Using the records below, locate all lines containing "Atlantic" and return them.

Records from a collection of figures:

· · · · ·

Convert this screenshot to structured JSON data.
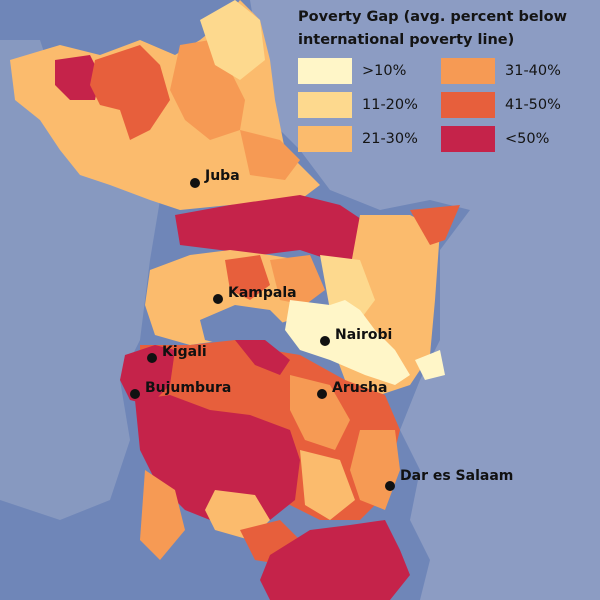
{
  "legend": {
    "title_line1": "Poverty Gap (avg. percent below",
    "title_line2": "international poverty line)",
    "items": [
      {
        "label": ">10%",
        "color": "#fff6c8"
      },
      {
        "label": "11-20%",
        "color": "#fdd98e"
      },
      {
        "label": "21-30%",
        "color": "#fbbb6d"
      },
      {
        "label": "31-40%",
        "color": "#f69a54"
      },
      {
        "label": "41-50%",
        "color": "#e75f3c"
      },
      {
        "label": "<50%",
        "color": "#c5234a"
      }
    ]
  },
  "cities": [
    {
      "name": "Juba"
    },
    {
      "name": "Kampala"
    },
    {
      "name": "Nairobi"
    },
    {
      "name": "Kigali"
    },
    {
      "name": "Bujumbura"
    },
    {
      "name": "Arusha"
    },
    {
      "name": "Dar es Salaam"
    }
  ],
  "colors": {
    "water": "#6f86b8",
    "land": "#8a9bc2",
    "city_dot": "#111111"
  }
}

· · · · ·

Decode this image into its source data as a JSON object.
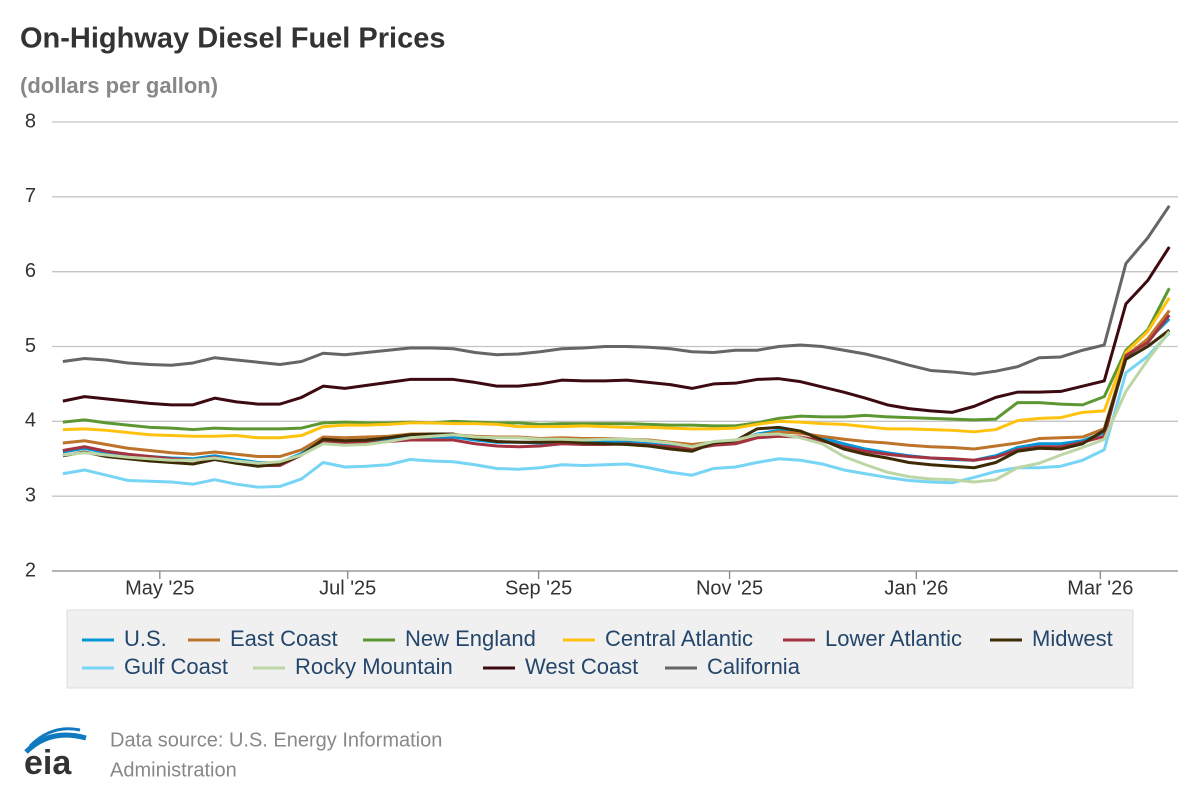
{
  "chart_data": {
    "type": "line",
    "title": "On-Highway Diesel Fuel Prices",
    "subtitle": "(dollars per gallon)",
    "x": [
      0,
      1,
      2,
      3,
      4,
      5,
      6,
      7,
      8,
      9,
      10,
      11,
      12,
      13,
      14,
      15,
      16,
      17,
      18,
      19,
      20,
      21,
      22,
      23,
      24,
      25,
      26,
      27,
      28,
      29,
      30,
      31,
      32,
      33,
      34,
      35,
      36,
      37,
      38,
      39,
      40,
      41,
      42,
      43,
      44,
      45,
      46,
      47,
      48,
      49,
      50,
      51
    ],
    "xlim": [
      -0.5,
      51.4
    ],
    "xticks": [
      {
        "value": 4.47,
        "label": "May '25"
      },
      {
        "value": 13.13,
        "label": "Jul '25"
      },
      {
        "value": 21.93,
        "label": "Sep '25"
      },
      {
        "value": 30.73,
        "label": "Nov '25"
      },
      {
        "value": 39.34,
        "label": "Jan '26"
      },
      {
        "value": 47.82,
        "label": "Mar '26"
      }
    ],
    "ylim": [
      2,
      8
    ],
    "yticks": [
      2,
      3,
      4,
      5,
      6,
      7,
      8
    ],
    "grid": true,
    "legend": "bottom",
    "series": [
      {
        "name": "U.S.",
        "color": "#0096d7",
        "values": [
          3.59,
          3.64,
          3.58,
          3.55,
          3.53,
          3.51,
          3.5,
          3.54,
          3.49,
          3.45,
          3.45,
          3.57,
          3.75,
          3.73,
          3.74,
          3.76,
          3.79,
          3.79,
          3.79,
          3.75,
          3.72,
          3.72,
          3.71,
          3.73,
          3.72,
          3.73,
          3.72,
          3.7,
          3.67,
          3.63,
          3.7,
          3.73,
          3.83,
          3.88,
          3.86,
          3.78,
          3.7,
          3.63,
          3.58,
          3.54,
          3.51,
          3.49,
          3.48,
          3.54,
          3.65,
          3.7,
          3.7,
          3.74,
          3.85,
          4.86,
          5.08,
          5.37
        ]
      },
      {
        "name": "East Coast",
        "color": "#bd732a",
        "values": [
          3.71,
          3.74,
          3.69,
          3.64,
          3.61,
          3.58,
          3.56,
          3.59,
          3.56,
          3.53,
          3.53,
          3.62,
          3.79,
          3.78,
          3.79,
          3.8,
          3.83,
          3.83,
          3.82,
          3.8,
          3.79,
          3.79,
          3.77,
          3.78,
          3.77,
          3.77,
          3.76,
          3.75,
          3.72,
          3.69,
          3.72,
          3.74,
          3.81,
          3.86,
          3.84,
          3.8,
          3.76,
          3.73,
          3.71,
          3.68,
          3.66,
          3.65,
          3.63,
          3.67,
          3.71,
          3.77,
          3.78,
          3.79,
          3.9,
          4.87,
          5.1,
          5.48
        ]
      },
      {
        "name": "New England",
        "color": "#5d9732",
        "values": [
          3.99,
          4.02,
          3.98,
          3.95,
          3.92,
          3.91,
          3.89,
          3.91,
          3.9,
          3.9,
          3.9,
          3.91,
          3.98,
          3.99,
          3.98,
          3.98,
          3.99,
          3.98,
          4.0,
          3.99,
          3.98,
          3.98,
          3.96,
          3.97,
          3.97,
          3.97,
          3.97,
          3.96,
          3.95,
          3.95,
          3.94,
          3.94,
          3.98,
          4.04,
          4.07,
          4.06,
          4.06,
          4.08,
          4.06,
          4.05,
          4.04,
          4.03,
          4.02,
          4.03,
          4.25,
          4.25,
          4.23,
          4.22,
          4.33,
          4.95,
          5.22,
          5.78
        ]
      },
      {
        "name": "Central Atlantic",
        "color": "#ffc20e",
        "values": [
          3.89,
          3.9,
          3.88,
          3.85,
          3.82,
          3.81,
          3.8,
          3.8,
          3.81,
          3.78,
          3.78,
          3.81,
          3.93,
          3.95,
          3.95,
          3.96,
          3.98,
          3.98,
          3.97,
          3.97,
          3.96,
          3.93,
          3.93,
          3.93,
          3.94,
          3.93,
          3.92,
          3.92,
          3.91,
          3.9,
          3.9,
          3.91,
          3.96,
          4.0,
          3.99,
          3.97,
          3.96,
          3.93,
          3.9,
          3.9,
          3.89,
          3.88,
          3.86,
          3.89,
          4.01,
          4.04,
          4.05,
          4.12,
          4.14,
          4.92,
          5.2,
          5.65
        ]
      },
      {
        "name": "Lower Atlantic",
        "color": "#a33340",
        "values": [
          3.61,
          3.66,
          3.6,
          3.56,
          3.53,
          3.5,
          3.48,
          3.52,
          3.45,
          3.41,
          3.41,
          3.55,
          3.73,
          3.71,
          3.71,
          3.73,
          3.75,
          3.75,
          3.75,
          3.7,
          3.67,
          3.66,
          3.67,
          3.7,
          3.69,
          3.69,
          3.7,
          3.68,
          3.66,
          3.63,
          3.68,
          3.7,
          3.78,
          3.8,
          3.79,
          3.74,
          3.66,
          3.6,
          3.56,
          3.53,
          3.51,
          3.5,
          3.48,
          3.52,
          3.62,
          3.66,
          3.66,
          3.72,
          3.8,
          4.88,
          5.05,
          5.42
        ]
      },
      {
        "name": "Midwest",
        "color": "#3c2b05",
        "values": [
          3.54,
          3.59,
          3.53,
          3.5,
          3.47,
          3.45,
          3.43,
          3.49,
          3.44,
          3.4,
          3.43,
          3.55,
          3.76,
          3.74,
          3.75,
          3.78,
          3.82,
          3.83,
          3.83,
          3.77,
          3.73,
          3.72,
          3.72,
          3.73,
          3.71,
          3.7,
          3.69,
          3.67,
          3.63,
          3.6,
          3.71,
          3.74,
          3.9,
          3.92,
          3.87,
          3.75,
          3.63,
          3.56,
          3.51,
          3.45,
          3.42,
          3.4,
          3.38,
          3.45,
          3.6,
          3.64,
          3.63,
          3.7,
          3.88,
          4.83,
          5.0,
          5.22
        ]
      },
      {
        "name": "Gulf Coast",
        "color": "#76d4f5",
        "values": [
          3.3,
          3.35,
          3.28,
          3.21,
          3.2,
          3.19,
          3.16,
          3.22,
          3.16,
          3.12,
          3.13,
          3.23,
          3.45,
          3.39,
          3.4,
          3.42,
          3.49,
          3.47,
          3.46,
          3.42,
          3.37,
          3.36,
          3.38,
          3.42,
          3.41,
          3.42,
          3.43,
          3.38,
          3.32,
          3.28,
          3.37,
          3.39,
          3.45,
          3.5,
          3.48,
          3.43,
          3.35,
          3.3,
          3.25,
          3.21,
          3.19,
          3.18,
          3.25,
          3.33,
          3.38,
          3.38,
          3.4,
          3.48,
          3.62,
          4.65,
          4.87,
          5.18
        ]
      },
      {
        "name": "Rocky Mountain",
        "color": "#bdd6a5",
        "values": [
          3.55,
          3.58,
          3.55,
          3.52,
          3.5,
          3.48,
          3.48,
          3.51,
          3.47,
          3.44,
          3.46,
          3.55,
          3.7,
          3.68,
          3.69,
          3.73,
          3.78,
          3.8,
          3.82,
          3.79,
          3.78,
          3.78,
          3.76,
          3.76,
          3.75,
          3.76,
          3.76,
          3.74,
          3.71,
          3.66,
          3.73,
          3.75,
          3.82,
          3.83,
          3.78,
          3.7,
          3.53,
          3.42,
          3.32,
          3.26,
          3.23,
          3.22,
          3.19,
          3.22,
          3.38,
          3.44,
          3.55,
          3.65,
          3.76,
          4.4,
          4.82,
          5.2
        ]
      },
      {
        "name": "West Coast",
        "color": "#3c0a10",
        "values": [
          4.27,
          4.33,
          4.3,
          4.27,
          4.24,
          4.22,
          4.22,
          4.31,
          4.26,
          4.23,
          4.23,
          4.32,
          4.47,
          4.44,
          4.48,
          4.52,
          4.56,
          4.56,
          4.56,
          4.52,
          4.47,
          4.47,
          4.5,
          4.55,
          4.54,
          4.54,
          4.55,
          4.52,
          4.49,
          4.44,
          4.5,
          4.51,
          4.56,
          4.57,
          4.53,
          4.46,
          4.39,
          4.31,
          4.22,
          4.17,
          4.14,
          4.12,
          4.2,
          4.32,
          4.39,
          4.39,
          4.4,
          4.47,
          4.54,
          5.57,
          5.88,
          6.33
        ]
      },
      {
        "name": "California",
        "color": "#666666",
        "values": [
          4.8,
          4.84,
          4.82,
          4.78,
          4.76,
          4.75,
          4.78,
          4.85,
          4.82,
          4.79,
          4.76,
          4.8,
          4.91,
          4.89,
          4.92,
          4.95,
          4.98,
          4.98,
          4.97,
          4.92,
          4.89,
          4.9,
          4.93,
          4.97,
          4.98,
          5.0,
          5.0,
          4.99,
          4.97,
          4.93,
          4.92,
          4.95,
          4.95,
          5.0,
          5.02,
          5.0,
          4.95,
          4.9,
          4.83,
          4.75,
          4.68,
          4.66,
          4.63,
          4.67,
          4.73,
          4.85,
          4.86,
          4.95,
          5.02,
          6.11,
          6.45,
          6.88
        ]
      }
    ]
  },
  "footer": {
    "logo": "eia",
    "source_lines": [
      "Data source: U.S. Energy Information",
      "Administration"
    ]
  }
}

· · · · ·

Correct response →
        "name": "Central Atlantic",
        "name": "Lower Atlantic",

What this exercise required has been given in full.